### SHORT TASK:
Your task is to output the data exactly as it stands.

### SUPPLIED RECORDS:

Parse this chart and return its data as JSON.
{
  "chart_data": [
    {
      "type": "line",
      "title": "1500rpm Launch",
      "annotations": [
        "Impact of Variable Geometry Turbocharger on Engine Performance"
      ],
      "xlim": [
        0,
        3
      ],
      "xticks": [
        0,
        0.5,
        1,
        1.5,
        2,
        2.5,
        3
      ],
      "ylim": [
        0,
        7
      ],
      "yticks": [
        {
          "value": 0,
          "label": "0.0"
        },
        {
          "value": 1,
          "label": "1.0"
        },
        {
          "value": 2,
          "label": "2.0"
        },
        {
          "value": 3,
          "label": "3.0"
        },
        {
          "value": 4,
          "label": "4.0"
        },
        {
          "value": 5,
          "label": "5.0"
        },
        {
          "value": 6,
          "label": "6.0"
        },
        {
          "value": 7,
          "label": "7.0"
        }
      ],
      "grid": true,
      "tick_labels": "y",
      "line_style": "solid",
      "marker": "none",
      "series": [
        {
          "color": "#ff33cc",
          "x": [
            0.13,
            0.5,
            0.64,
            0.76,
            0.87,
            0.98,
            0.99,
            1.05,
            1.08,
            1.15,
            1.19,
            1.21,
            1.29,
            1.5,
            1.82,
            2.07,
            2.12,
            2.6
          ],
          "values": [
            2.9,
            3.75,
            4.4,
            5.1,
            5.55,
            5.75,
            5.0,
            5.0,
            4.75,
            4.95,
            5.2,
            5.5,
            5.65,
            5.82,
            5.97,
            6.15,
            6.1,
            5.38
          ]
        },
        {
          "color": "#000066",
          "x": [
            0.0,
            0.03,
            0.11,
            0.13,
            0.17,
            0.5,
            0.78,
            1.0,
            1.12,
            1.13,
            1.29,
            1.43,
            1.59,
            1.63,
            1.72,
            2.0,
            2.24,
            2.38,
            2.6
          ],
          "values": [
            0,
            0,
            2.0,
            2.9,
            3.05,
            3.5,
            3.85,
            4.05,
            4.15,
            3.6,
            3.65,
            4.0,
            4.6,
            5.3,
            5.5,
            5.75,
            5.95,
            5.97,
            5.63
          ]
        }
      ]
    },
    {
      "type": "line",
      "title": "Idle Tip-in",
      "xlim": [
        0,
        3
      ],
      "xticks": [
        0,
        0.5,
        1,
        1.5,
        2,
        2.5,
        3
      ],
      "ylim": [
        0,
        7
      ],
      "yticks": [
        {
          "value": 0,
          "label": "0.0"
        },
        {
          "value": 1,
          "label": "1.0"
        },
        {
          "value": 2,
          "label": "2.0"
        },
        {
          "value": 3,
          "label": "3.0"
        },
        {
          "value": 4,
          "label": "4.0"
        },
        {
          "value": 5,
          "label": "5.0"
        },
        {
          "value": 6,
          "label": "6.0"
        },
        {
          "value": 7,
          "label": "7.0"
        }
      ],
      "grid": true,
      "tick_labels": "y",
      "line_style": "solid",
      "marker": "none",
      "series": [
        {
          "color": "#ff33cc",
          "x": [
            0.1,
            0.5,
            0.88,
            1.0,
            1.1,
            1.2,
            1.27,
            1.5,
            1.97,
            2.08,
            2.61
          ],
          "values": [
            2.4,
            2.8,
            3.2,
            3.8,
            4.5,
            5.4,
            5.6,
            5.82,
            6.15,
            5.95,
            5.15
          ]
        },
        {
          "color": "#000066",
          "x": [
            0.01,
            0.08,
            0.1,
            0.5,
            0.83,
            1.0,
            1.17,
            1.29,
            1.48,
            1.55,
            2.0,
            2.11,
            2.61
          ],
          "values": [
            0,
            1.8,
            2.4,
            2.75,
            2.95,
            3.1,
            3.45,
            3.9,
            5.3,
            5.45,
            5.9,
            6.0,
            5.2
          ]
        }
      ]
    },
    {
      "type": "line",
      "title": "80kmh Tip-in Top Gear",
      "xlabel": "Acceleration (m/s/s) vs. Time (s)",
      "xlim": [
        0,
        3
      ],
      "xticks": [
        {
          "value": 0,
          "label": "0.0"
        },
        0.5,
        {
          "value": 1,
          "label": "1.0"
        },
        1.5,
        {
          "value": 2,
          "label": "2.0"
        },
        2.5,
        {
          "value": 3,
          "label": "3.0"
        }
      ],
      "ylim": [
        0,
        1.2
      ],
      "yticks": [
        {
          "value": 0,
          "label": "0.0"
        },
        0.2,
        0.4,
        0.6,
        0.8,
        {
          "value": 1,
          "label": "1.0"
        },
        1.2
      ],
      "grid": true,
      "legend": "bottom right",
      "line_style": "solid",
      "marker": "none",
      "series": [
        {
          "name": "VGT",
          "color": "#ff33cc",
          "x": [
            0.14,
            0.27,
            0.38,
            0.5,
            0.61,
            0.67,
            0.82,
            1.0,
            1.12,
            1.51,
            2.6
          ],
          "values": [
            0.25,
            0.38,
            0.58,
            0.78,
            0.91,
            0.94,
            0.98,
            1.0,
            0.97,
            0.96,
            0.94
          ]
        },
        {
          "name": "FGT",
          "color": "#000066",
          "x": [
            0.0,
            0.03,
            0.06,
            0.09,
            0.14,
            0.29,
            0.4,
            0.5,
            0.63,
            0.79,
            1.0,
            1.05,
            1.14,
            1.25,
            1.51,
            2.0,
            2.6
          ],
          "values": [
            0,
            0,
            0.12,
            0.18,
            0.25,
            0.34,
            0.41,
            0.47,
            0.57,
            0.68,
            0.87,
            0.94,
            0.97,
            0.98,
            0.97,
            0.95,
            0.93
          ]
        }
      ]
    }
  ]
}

### SOLUTION TO THE PROBLEM:
Parse this chart and return its data as JSON.
{
  "chart_data": [
    {
      "type": "line",
      "title": "1500rpm Launch",
      "annotations": [
        "Impact of Variable Geometry Turbocharger on Engine Performance"
      ],
      "xlim": [
        0,
        3
      ],
      "xticks": [
        0,
        0.5,
        1,
        1.5,
        2,
        2.5,
        3
      ],
      "ylim": [
        0,
        7
      ],
      "yticks": [
        {
          "value": 0,
          "label": "0.0"
        },
        {
          "value": 1,
          "label": "1.0"
        },
        {
          "value": 2,
          "label": "2.0"
        },
        {
          "value": 3,
          "label": "3.0"
        },
        {
          "value": 4,
          "label": "4.0"
        },
        {
          "value": 5,
          "label": "5.0"
        },
        {
          "value": 6,
          "label": "6.0"
        },
        {
          "value": 7,
          "label": "7.0"
        }
      ],
      "grid": true,
      "tick_labels": "y",
      "line_style": "solid",
      "marker": "none",
      "series": [
        {
          "color": "#ff33cc",
          "x": [
            0.13,
            0.5,
            0.64,
            0.76,
            0.87,
            0.98,
            0.99,
            1.05,
            1.08,
            1.15,
            1.19,
            1.21,
            1.29,
            1.5,
            1.82,
            2.07,
            2.12,
            2.6
          ],
          "values": [
            2.9,
            3.75,
            4.4,
            5.1,
            5.55,
            5.75,
            5.0,
            5.0,
            4.75,
            4.95,
            5.2,
            5.5,
            5.65,
            5.82,
            5.97,
            6.15,
            6.1,
            5.38
          ]
        },
        {
          "color": "#000066",
          "x": [
            0.0,
            0.03,
            0.11,
            0.13,
            0.17,
            0.5,
            0.78,
            1.0,
            1.12,
            1.13,
            1.29,
            1.43,
            1.59,
            1.63,
            1.72,
            2.0,
            2.24,
            2.38,
            2.6
          ],
          "values": [
            0,
            0,
            2.0,
            2.9,
            3.05,
            3.5,
            3.85,
            4.05,
            4.15,
            3.6,
            3.65,
            4.0,
            4.6,
            5.3,
            5.5,
            5.75,
            5.95,
            5.97,
            5.63
          ]
        }
      ]
    },
    {
      "type": "line",
      "title": "Idle Tip-in",
      "xlim": [
        0,
        3
      ],
      "xticks": [
        0,
        0.5,
        1,
        1.5,
        2,
        2.5,
        3
      ],
      "ylim": [
        0,
        7
      ],
      "yticks": [
        {
          "value": 0,
          "label": "0.0"
        },
        {
          "value": 1,
          "label": "1.0"
        },
        {
          "value": 2,
          "label": "2.0"
        },
        {
          "value": 3,
          "label": "3.0"
        },
        {
          "value": 4,
          "label": "4.0"
        },
        {
          "value": 5,
          "label": "5.0"
        },
        {
          "value": 6,
          "label": "6.0"
        },
        {
          "value": 7,
          "label": "7.0"
        }
      ],
      "grid": true,
      "tick_labels": "y",
      "line_style": "solid",
      "marker": "none",
      "series": [
        {
          "color": "#ff33cc",
          "x": [
            0.1,
            0.5,
            0.88,
            1.0,
            1.1,
            1.2,
            1.27,
            1.5,
            1.97,
            2.08,
            2.61
          ],
          "values": [
            2.4,
            2.8,
            3.2,
            3.8,
            4.5,
            5.4,
            5.6,
            5.82,
            6.15,
            5.95,
            5.15
          ]
        },
        {
          "color": "#000066",
          "x": [
            0.01,
            0.08,
            0.1,
            0.5,
            0.83,
            1.0,
            1.17,
            1.29,
            1.48,
            1.55,
            2.0,
            2.11,
            2.61
          ],
          "values": [
            0,
            1.8,
            2.4,
            2.75,
            2.95,
            3.1,
            3.45,
            3.9,
            5.3,
            5.45,
            5.9,
            6.0,
            5.2
          ]
        }
      ]
    },
    {
      "type": "line",
      "title": "80kmh Tip-in Top Gear",
      "xlabel": "Acceleration (m/s/s) vs. Time (s)",
      "xlim": [
        0,
        3
      ],
      "xticks": [
        {
          "value": 0,
          "label": "0.0"
        },
        0.5,
        {
          "value": 1,
          "label": "1.0"
        },
        1.5,
        {
          "value": 2,
          "label": "2.0"
        },
        2.5,
        {
          "value": 3,
          "label": "3.0"
        }
      ],
      "ylim": [
        0,
        1.2
      ],
      "yticks": [
        {
          "value": 0,
          "label": "0.0"
        },
        0.2,
        0.4,
        0.6,
        0.8,
        {
          "value": 1,
          "label": "1.0"
        },
        1.2
      ],
      "grid": true,
      "legend": "bottom right",
      "line_style": "solid",
      "marker": "none",
      "series": [
        {
          "name": "VGT",
          "color": "#ff33cc",
          "x": [
            0.14,
            0.27,
            0.38,
            0.5,
            0.61,
            0.67,
            0.82,
            1.0,
            1.12,
            1.51,
            2.6
          ],
          "values": [
            0.25,
            0.38,
            0.58,
            0.78,
            0.91,
            0.94,
            0.98,
            1.0,
            0.97,
            0.96,
            0.94
          ]
        },
        {
          "name": "FGT",
          "color": "#000066",
          "x": [
            0.0,
            0.03,
            0.06,
            0.09,
            0.14,
            0.29,
            0.4,
            0.5,
            0.63,
            0.79,
            1.0,
            1.05,
            1.14,
            1.25,
            1.51,
            2.0,
            2.6
          ],
          "values": [
            0,
            0,
            0.12,
            0.18,
            0.25,
            0.34,
            0.41,
            0.47,
            0.57,
            0.68,
            0.87,
            0.94,
            0.97,
            0.98,
            0.97,
            0.95,
            0.93
          ]
        }
      ]
    }
  ]
}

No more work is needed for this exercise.